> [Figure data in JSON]
=====

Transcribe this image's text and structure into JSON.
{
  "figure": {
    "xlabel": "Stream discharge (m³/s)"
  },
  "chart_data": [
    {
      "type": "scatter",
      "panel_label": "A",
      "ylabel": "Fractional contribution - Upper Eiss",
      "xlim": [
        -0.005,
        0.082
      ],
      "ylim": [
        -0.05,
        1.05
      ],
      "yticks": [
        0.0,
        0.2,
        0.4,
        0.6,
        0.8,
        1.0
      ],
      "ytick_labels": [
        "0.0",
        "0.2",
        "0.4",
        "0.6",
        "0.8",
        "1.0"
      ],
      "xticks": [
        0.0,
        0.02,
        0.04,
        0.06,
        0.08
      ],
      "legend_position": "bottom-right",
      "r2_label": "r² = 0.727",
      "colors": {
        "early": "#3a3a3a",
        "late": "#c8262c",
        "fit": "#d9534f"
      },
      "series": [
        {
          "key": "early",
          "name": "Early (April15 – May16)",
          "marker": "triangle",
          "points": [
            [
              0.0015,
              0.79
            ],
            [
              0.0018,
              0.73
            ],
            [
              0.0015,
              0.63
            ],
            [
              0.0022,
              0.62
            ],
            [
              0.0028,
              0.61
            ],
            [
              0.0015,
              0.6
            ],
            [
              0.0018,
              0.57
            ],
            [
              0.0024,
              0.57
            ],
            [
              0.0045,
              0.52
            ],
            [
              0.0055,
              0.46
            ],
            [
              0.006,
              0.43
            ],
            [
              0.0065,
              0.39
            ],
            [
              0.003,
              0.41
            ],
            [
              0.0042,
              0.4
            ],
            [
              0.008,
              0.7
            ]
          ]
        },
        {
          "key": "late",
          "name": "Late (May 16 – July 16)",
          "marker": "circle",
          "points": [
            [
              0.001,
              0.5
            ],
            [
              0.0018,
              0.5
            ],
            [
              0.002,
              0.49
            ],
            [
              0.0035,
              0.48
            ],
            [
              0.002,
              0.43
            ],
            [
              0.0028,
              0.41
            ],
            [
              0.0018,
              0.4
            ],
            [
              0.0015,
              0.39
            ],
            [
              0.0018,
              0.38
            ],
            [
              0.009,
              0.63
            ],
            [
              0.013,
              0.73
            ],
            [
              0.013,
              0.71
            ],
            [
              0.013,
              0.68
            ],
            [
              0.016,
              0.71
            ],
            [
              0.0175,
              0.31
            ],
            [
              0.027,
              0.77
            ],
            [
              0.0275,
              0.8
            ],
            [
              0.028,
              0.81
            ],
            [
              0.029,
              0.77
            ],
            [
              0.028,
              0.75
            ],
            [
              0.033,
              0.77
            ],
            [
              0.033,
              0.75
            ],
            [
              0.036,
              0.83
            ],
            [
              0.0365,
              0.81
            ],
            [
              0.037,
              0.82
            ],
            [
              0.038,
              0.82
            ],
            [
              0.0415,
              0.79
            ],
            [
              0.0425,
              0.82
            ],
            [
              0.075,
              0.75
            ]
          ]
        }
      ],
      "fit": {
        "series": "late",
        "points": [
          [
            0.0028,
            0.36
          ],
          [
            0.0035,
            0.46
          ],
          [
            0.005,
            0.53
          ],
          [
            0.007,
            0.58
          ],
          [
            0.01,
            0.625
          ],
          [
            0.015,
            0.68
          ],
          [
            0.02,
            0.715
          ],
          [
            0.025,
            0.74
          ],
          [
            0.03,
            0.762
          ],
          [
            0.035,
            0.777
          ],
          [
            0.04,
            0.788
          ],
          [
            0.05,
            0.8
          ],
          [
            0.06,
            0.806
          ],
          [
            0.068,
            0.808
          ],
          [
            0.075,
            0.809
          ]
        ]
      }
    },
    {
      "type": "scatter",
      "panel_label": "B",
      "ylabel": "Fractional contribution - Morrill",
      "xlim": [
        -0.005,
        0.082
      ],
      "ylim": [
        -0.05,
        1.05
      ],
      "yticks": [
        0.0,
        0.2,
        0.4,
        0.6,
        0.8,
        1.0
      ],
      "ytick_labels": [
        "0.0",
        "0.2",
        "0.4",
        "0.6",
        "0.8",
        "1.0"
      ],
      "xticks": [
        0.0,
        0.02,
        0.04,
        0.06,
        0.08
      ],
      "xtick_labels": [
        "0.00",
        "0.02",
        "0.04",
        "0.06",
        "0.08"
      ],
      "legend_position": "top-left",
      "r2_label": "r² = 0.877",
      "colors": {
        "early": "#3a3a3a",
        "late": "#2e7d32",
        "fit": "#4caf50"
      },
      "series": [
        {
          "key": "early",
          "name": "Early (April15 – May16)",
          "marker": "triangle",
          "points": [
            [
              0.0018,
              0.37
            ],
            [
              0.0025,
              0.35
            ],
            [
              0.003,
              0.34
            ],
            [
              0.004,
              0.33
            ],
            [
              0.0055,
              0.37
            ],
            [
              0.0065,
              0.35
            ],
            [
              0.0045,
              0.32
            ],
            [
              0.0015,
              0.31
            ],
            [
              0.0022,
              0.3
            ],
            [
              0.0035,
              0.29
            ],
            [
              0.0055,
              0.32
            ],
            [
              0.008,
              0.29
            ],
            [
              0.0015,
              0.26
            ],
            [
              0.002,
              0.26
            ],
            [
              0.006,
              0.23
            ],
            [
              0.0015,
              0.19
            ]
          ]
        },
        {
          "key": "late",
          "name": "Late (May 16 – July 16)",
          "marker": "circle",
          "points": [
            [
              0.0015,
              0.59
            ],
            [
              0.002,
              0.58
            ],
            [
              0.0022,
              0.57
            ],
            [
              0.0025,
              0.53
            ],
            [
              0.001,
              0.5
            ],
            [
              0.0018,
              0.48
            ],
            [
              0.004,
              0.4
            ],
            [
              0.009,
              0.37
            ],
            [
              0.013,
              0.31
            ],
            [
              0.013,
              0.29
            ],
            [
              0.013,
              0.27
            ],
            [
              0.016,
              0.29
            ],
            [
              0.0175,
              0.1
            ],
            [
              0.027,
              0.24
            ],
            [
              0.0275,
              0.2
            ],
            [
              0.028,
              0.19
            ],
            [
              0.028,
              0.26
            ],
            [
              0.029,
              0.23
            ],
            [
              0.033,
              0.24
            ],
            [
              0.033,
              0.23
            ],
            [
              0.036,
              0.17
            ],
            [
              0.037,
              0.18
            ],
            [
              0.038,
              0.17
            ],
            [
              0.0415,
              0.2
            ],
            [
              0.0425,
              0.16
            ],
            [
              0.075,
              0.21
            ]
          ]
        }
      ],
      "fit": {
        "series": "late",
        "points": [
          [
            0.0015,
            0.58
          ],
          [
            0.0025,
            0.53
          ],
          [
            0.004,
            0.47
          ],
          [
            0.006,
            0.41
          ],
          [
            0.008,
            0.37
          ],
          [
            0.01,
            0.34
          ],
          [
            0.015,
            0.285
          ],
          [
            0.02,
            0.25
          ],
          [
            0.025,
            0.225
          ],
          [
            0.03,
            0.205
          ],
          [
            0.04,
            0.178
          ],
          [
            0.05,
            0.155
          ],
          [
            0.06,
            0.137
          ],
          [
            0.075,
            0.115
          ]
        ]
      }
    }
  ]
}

=====

> [SET TASK] Repeat every entry exactly as written above.

> [SOLUTION]
Transcribe this image's text and structure into JSON.
{
  "figure": {
    "xlabel": "Stream discharge (m³/s)"
  },
  "chart_data": [
    {
      "type": "scatter",
      "panel_label": "A",
      "ylabel": "Fractional contribution - Upper Eiss",
      "xlim": [
        -0.005,
        0.082
      ],
      "ylim": [
        -0.05,
        1.05
      ],
      "yticks": [
        0.0,
        0.2,
        0.4,
        0.6,
        0.8,
        1.0
      ],
      "ytick_labels": [
        "0.0",
        "0.2",
        "0.4",
        "0.6",
        "0.8",
        "1.0"
      ],
      "xticks": [
        0.0,
        0.02,
        0.04,
        0.06,
        0.08
      ],
      "legend_position": "bottom-right",
      "r2_label": "r² = 0.727",
      "colors": {
        "early": "#3a3a3a",
        "late": "#c8262c",
        "fit": "#d9534f"
      },
      "series": [
        {
          "key": "early",
          "name": "Early (April15 – May16)",
          "marker": "triangle",
          "points": [
            [
              0.0015,
              0.79
            ],
            [
              0.0018,
              0.73
            ],
            [
              0.0015,
              0.63
            ],
            [
              0.0022,
              0.62
            ],
            [
              0.0028,
              0.61
            ],
            [
              0.0015,
              0.6
            ],
            [
              0.0018,
              0.57
            ],
            [
              0.0024,
              0.57
            ],
            [
              0.0045,
              0.52
            ],
            [
              0.0055,
              0.46
            ],
            [
              0.006,
              0.43
            ],
            [
              0.0065,
              0.39
            ],
            [
              0.003,
              0.41
            ],
            [
              0.0042,
              0.4
            ],
            [
              0.008,
              0.7
            ]
          ]
        },
        {
          "key": "late",
          "name": "Late (May 16 – July 16)",
          "marker": "circle",
          "points": [
            [
              0.001,
              0.5
            ],
            [
              0.0018,
              0.5
            ],
            [
              0.002,
              0.49
            ],
            [
              0.0035,
              0.48
            ],
            [
              0.002,
              0.43
            ],
            [
              0.0028,
              0.41
            ],
            [
              0.0018,
              0.4
            ],
            [
              0.0015,
              0.39
            ],
            [
              0.0018,
              0.38
            ],
            [
              0.009,
              0.63
            ],
            [
              0.013,
              0.73
            ],
            [
              0.013,
              0.71
            ],
            [
              0.013,
              0.68
            ],
            [
              0.016,
              0.71
            ],
            [
              0.0175,
              0.31
            ],
            [
              0.027,
              0.77
            ],
            [
              0.0275,
              0.8
            ],
            [
              0.028,
              0.81
            ],
            [
              0.029,
              0.77
            ],
            [
              0.028,
              0.75
            ],
            [
              0.033,
              0.77
            ],
            [
              0.033,
              0.75
            ],
            [
              0.036,
              0.83
            ],
            [
              0.0365,
              0.81
            ],
            [
              0.037,
              0.82
            ],
            [
              0.038,
              0.82
            ],
            [
              0.0415,
              0.79
            ],
            [
              0.0425,
              0.82
            ],
            [
              0.075,
              0.75
            ]
          ]
        }
      ],
      "fit": {
        "series": "late",
        "points": [
          [
            0.0028,
            0.36
          ],
          [
            0.0035,
            0.46
          ],
          [
            0.005,
            0.53
          ],
          [
            0.007,
            0.58
          ],
          [
            0.01,
            0.625
          ],
          [
            0.015,
            0.68
          ],
          [
            0.02,
            0.715
          ],
          [
            0.025,
            0.74
          ],
          [
            0.03,
            0.762
          ],
          [
            0.035,
            0.777
          ],
          [
            0.04,
            0.788
          ],
          [
            0.05,
            0.8
          ],
          [
            0.06,
            0.806
          ],
          [
            0.068,
            0.808
          ],
          [
            0.075,
            0.809
          ]
        ]
      }
    },
    {
      "type": "scatter",
      "panel_label": "B",
      "ylabel": "Fractional contribution - Morrill",
      "xlim": [
        -0.005,
        0.082
      ],
      "ylim": [
        -0.05,
        1.05
      ],
      "yticks": [
        0.0,
        0.2,
        0.4,
        0.6,
        0.8,
        1.0
      ],
      "ytick_labels": [
        "0.0",
        "0.2",
        "0.4",
        "0.6",
        "0.8",
        "1.0"
      ],
      "xticks": [
        0.0,
        0.02,
        0.04,
        0.06,
        0.08
      ],
      "xtick_labels": [
        "0.00",
        "0.02",
        "0.04",
        "0.06",
        "0.08"
      ],
      "legend_position": "top-left",
      "r2_label": "r² = 0.877",
      "colors": {
        "early": "#3a3a3a",
        "late": "#2e7d32",
        "fit": "#4caf50"
      },
      "series": [
        {
          "key": "early",
          "name": "Early (April15 – May16)",
          "marker": "triangle",
          "points": [
            [
              0.0018,
              0.37
            ],
            [
              0.0025,
              0.35
            ],
            [
              0.003,
              0.34
            ],
            [
              0.004,
              0.33
            ],
            [
              0.0055,
              0.37
            ],
            [
              0.0065,
              0.35
            ],
            [
              0.0045,
              0.32
            ],
            [
              0.0015,
              0.31
            ],
            [
              0.0022,
              0.3
            ],
            [
              0.0035,
              0.29
            ],
            [
              0.0055,
              0.32
            ],
            [
              0.008,
              0.29
            ],
            [
              0.0015,
              0.26
            ],
            [
              0.002,
              0.26
            ],
            [
              0.006,
              0.23
            ],
            [
              0.0015,
              0.19
            ]
          ]
        },
        {
          "key": "late",
          "name": "Late (May 16 – July 16)",
          "marker": "circle",
          "points": [
            [
              0.0015,
              0.59
            ],
            [
              0.002,
              0.58
            ],
            [
              0.0022,
              0.57
            ],
            [
              0.0025,
              0.53
            ],
            [
              0.001,
              0.5
            ],
            [
              0.0018,
              0.48
            ],
            [
              0.004,
              0.4
            ],
            [
              0.009,
              0.37
            ],
            [
              0.013,
              0.31
            ],
            [
              0.013,
              0.29
            ],
            [
              0.013,
              0.27
            ],
            [
              0.016,
              0.29
            ],
            [
              0.0175,
              0.1
            ],
            [
              0.027,
              0.24
            ],
            [
              0.0275,
              0.2
            ],
            [
              0.028,
              0.19
            ],
            [
              0.028,
              0.26
            ],
            [
              0.029,
              0.23
            ],
            [
              0.033,
              0.24
            ],
            [
              0.033,
              0.23
            ],
            [
              0.036,
              0.17
            ],
            [
              0.037,
              0.18
            ],
            [
              0.038,
              0.17
            ],
            [
              0.0415,
              0.2
            ],
            [
              0.0425,
              0.16
            ],
            [
              0.075,
              0.21
            ]
          ]
        }
      ],
      "fit": {
        "series": "late",
        "points": [
          [
            0.0015,
            0.58
          ],
          [
            0.0025,
            0.53
          ],
          [
            0.004,
            0.47
          ],
          [
            0.006,
            0.41
          ],
          [
            0.008,
            0.37
          ],
          [
            0.01,
            0.34
          ],
          [
            0.015,
            0.285
          ],
          [
            0.02,
            0.25
          ],
          [
            0.025,
            0.225
          ],
          [
            0.03,
            0.205
          ],
          [
            0.04,
            0.178
          ],
          [
            0.05,
            0.155
          ],
          [
            0.06,
            0.137
          ],
          [
            0.075,
            0.115
          ]
        ]
      }
    }
  ]
}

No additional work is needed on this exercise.